Dataset items:
####

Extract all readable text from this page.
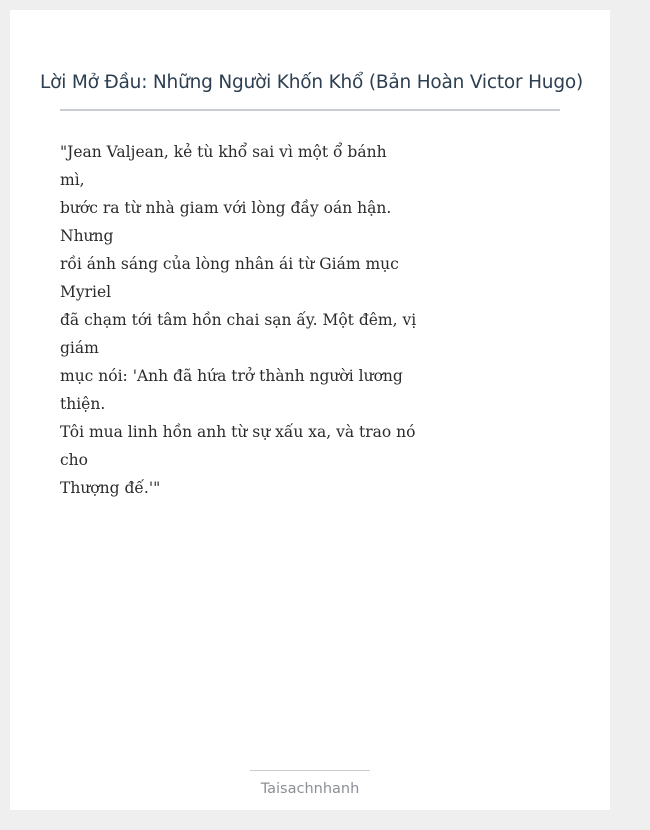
Lời Mở Đầu: Những Người Khốn Khổ (Bản Hoàn Victor Hugo)
"Jean Valjean, kẻ tù khổ sai vì một ổ bánh
mì,
bước ra từ nhà giam với lòng đầy oán hận.
Nhưng
rồi ánh sáng của lòng nhân ái từ Giám mục
Myriel
đã chạm tới tâm hồn chai sạn ấy. Một đêm, vị
giám
mục nói: 'Anh đã hứa trở thành người lương
thiện.
Tôi mua linh hồn anh từ sự xấu xa, và trao nó
cho
Thượng đế.'"
Taisachnhanh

####

Exercise goal:
Return each line from the material above exactly, but not the pictures.

Exercise solution:
Extract all readable text from this page.
Lời Mở Đầu: Những Người Khốn Khổ (Bản Hoàn Victor Hugo)
"Jean Valjean, kẻ tù khổ sai vì một ổ bánh
mì,
bước ra từ nhà giam với lòng đầy oán hận.
Nhưng
rồi ánh sáng của lòng nhân ái từ Giám mục
Myriel
đã chạm tới tâm hồn chai sạn ấy. Một đêm, vị
giám
mục nói: 'Anh đã hứa trở thành người lương
thiện.
Tôi mua linh hồn anh từ sự xấu xa, và trao nó
cho
Thượng đế.'"
Taisachnhanh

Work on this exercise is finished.